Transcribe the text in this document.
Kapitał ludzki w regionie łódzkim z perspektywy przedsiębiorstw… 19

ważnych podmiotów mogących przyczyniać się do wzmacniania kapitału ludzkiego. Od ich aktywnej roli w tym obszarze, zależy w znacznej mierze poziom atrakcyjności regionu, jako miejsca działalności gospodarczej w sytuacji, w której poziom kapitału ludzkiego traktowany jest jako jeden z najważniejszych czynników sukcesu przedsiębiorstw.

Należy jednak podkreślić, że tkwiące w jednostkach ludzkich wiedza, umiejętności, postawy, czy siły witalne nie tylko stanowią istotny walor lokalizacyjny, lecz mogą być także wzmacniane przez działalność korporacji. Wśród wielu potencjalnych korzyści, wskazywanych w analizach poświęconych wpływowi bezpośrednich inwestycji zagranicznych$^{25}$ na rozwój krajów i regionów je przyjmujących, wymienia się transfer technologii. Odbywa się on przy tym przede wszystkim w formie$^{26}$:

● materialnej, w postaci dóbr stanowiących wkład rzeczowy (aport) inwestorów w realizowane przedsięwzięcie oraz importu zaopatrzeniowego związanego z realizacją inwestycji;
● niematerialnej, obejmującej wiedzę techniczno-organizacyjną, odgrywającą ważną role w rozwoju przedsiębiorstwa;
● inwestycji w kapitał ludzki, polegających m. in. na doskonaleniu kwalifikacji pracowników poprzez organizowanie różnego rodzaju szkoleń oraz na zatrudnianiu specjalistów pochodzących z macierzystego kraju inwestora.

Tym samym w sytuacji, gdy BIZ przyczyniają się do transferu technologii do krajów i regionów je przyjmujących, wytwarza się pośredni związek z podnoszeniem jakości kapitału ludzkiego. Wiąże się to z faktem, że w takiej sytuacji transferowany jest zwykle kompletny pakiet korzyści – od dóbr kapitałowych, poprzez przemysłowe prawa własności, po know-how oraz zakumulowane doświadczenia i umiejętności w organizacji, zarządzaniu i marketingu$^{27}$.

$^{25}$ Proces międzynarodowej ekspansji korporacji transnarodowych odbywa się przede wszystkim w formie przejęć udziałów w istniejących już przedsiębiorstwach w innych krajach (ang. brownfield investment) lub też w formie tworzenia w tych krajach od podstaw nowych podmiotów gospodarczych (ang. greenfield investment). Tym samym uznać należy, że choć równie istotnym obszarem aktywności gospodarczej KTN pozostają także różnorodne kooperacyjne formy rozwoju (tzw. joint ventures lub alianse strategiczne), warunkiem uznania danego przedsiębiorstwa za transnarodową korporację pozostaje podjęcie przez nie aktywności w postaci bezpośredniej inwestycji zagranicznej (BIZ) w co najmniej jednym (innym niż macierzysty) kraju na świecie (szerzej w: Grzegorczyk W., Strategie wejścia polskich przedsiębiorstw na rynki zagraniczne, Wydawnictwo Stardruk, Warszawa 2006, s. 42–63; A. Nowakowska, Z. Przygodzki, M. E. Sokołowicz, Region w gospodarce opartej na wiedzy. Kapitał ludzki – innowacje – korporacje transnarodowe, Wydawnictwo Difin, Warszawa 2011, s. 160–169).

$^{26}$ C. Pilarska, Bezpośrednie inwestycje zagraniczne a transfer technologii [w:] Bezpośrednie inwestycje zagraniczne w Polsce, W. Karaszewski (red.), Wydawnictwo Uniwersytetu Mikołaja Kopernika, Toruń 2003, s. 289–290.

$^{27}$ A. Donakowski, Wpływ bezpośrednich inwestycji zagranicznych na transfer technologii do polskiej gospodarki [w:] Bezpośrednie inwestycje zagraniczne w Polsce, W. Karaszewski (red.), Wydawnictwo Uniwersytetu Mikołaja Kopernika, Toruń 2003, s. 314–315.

◆ **To do**
Copy out the whole listing, exactly as written.

◆ **Reply**
Transcribe the text in this document.
Kapitał ludzki w regionie łódzkim z perspektywy przedsiębiorstw… 19

ważnych podmiotów mogących przyczyniać się do wzmacniania kapitału ludzkiego. Od ich aktywnej roli w tym obszarze, zależy w znacznej mierze poziom atrakcyjności regionu, jako miejsca działalności gospodarczej w sytuacji, w której poziom kapitału ludzkiego traktowany jest jako jeden z najważniejszych czynników sukcesu przedsiębiorstw.

Należy jednak podkreślić, że tkwiące w jednostkach ludzkich wiedza, umiejętności, postawy, czy siły witalne nie tylko stanowią istotny walor lokalizacyjny, lecz mogą być także wzmacniane przez działalność korporacji. Wśród wielu potencjalnych korzyści, wskazywanych w analizach poświęconych wpływowi bezpośrednich inwestycji zagranicznych$^{25}$ na rozwój krajów i regionów je przyjmujących, wymienia się transfer technologii. Odbywa się on przy tym przede wszystkim w formie$^{26}$:

● materialnej, w postaci dóbr stanowiących wkład rzeczowy (aport) inwestorów w realizowane przedsięwzięcie oraz importu zaopatrzeniowego związanego z realizacją inwestycji;
● niematerialnej, obejmującej wiedzę techniczno-organizacyjną, odgrywającą ważną role w rozwoju przedsiębiorstwa;
● inwestycji w kapitał ludzki, polegających m. in. na doskonaleniu kwalifikacji pracowników poprzez organizowanie różnego rodzaju szkoleń oraz na zatrudnianiu specjalistów pochodzących z macierzystego kraju inwestora.

Tym samym w sytuacji, gdy BIZ przyczyniają się do transferu technologii do krajów i regionów je przyjmujących, wytwarza się pośredni związek z podnoszeniem jakości kapitału ludzkiego. Wiąże się to z faktem, że w takiej sytuacji transferowany jest zwykle kompletny pakiet korzyści – od dóbr kapitałowych, poprzez przemysłowe prawa własności, po know-how oraz zakumulowane doświadczenia i umiejętności w organizacji, zarządzaniu i marketingu$^{27}$.

$^{25}$ Proces międzynarodowej ekspansji korporacji transnarodowych odbywa się przede wszystkim w formie przejęć udziałów w istniejących już przedsiębiorstwach w innych krajach (ang. brownfield investment) lub też w formie tworzenia w tych krajach od podstaw nowych podmiotów gospodarczych (ang. greenfield investment). Tym samym uznać należy, że choć równie istotnym obszarem aktywności gospodarczej KTN pozostają także różnorodne kooperacyjne formy rozwoju (tzw. joint ventures lub alianse strategiczne), warunkiem uznania danego przedsiębiorstwa za transnarodową korporację pozostaje podjęcie przez nie aktywności w postaci bezpośredniej inwestycji zagranicznej (BIZ) w co najmniej jednym (innym niż macierzysty) kraju na świecie (szerzej w: Grzegorczyk W., Strategie wejścia polskich przedsiębiorstw na rynki zagraniczne, Wydawnictwo Stardruk, Warszawa 2006, s. 42–63; A. Nowakowska, Z. Przygodzki, M. E. Sokołowicz, Region w gospodarce opartej na wiedzy. Kapitał ludzki – innowacje – korporacje transnarodowe, Wydawnictwo Difin, Warszawa 2011, s. 160–169).

$^{26}$ C. Pilarska, Bezpośrednie inwestycje zagraniczne a transfer technologii [w:] Bezpośrednie inwestycje zagraniczne w Polsce, W. Karaszewski (red.), Wydawnictwo Uniwersytetu Mikołaja Kopernika, Toruń 2003, s. 289–290.

$^{27}$ A. Donakowski, Wpływ bezpośrednich inwestycji zagranicznych na transfer technologii do polskiej gospodarki [w:] Bezpośrednie inwestycje zagraniczne w Polsce, W. Karaszewski (red.), Wydawnictwo Uniwersytetu Mikołaja Kopernika, Toruń 2003, s. 314–315.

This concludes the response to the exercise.